* [Exercise]
Answer these questions about the anatomy lab excerpt:
(a) At what time did the narrator eat a sandwich outside the anatomy lab?
(b) What name did the students give the cadaver?
(c) What tattoo was on the cadaver's shoulder?

CHAPTER FOUR
A Medical Education

“This guy sure didn’t miss any meals,” a classmate said, pointing at a cadaver.

I paused for a moment, struck by the insensitivity of what was happening around me. This is not normal behavior, I thought to myself.

Moments later, a little after 8 p.m. on a weeknight, I sat outside the anatomy lab eating a ham and cheese sandwich, acutely aware that 90 percent of taste is smell. When the five-minute break ended, I headed back into the lab to finish the evening cram session, cynically thinking that the aroma of formaldehyde may help ease my digestion. I walked toward a stepstool as the thick air, saturated with chemicals, awaited an impending desecration.

I put one foot up on the metal-alloy table as a colleague handed me the necessary tools. I lifted the other foot and planted it so that now I was straddling the remains of a human body. Only a few feet off of the ground, I wasn’t prepared for the rarefied air I was about to breathe in.

A blunt wooden handle supported a row of hacksaw teeth dulled from so many students cutting into deceased human beings. Using a hacksaw on another person felt like a crime against humanity. Yet I had instructions to follow, an assignment to complete, and it was necessary to dissociate emotionally from the task at hand. As students, we weren’t told the cadaver’s real name, so we named him Oliver. Giving him a name felt like the only human thing we could do. His hair was still long in the back but balding on the top. He seemed to have only lived into his early 60’s, and from the anchor and chain tattoo on his shoulder, I assumed his years of Navy service. All I knew of Oliver was sacrifice, from his ink mark symbol of service to his bodily gift to our medical classroom. So, I thanked him, and then I sawed into Oliver’s skull. Cut after cut, I embarked on a sensitive emotional voyage with only a crude set of tools in hand.

[Stored data entries]
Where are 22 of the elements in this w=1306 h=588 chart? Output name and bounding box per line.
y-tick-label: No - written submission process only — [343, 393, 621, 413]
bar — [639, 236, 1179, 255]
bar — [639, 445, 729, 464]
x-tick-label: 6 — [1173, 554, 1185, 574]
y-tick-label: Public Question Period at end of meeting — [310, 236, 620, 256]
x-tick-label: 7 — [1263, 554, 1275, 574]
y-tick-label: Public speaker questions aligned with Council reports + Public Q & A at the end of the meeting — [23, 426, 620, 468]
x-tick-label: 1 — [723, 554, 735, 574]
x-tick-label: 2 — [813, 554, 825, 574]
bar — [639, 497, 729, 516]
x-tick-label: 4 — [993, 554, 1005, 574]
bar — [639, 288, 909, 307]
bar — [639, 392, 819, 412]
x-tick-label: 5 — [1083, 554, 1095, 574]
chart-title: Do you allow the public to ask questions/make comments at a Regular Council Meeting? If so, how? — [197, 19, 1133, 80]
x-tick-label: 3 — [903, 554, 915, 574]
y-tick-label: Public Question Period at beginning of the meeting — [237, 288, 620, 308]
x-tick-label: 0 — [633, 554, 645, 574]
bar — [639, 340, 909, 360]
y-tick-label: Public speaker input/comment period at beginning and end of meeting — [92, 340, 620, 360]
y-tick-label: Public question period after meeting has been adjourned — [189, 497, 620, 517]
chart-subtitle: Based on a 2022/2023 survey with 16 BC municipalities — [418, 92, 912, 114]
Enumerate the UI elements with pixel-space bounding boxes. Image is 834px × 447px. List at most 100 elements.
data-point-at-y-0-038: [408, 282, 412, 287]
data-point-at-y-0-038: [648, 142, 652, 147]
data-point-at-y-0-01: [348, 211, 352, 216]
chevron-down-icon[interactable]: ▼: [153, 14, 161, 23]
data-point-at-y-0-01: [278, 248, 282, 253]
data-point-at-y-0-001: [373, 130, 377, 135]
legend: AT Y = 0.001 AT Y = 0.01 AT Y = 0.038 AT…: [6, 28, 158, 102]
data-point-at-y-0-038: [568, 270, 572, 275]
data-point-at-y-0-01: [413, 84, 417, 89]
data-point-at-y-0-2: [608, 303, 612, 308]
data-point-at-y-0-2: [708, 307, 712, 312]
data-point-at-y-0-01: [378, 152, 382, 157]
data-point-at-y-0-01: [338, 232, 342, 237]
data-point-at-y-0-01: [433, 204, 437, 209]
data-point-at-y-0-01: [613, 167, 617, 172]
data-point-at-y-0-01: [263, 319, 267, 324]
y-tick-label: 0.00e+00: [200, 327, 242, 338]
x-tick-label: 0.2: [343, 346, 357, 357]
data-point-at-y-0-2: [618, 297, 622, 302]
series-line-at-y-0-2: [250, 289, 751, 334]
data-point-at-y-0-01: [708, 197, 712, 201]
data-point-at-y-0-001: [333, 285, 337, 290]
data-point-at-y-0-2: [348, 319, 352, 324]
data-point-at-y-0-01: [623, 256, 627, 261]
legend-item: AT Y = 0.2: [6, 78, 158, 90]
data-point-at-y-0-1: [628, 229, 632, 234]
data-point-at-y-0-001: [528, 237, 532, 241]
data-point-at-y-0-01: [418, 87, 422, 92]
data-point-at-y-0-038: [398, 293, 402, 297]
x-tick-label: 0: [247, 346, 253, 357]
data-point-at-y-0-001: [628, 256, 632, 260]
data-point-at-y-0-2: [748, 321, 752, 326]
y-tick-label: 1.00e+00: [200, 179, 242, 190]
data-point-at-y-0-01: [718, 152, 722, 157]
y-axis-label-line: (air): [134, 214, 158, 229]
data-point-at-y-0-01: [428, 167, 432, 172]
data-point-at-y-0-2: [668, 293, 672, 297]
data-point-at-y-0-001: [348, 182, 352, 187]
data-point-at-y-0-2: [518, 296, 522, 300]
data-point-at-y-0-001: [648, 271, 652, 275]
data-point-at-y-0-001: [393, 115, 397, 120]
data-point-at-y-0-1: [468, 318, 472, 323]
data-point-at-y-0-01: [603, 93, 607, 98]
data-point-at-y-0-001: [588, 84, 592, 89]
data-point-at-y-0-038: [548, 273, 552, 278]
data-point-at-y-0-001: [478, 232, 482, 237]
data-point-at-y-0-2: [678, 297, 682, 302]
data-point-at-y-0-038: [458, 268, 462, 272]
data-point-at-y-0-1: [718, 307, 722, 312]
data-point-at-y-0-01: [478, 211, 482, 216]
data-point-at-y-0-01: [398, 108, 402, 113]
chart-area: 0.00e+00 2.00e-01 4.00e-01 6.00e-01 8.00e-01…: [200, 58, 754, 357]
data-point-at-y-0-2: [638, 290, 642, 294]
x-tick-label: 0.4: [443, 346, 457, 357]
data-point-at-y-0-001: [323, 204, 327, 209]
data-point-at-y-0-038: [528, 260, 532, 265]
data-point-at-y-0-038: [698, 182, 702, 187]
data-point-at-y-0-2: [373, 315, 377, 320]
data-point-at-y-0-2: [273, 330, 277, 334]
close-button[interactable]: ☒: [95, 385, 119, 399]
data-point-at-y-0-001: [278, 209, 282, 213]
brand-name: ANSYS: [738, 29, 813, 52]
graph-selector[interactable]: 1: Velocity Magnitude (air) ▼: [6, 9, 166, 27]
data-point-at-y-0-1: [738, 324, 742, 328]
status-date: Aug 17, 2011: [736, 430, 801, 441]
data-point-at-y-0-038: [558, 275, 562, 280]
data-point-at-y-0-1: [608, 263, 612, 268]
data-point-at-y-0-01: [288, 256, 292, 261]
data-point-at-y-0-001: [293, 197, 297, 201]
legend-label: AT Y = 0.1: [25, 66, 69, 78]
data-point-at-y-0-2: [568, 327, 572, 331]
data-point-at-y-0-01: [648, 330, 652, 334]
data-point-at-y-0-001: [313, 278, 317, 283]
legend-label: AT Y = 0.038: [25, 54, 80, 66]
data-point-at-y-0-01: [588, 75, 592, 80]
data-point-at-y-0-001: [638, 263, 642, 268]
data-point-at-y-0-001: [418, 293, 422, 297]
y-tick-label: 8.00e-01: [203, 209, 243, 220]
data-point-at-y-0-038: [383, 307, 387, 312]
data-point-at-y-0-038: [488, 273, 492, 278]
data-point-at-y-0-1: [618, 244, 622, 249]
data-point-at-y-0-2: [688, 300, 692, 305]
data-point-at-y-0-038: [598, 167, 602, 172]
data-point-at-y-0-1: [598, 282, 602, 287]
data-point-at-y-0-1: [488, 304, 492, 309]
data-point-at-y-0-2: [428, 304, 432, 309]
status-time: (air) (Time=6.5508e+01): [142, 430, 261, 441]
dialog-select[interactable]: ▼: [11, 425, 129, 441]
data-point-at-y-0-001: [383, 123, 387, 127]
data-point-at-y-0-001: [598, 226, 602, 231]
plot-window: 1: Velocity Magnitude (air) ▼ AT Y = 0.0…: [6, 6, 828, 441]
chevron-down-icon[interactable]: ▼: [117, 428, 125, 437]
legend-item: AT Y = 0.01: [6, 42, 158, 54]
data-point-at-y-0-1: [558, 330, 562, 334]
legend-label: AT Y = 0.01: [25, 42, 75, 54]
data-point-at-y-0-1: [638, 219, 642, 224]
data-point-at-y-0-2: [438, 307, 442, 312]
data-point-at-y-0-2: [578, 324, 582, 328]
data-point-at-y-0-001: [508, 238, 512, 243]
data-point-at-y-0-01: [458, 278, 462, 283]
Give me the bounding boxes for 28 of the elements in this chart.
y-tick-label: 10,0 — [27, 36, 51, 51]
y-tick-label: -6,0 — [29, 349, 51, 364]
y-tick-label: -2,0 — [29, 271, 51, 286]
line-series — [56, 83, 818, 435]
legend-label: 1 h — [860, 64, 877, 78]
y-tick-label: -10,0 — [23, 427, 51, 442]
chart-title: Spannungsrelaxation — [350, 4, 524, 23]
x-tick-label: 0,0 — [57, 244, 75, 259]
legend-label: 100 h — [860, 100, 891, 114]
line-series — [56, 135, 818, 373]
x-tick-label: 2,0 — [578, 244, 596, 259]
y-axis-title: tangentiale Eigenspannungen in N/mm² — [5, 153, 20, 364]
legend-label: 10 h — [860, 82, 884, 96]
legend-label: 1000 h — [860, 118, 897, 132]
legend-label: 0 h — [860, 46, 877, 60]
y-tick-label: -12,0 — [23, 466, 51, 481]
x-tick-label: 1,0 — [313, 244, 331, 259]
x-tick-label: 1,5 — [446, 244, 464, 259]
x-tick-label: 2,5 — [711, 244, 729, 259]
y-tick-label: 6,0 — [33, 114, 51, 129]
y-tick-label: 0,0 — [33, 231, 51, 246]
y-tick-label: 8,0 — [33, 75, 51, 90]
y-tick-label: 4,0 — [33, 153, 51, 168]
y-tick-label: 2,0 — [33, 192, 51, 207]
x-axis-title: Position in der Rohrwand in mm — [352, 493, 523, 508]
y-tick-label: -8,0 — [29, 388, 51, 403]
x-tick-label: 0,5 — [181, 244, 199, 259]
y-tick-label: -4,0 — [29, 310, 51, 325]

* [Final answer]
(a) A little after 8 p.m. on a weeknight.
(b) Oliver.
(c) An anchor and chain tattoo.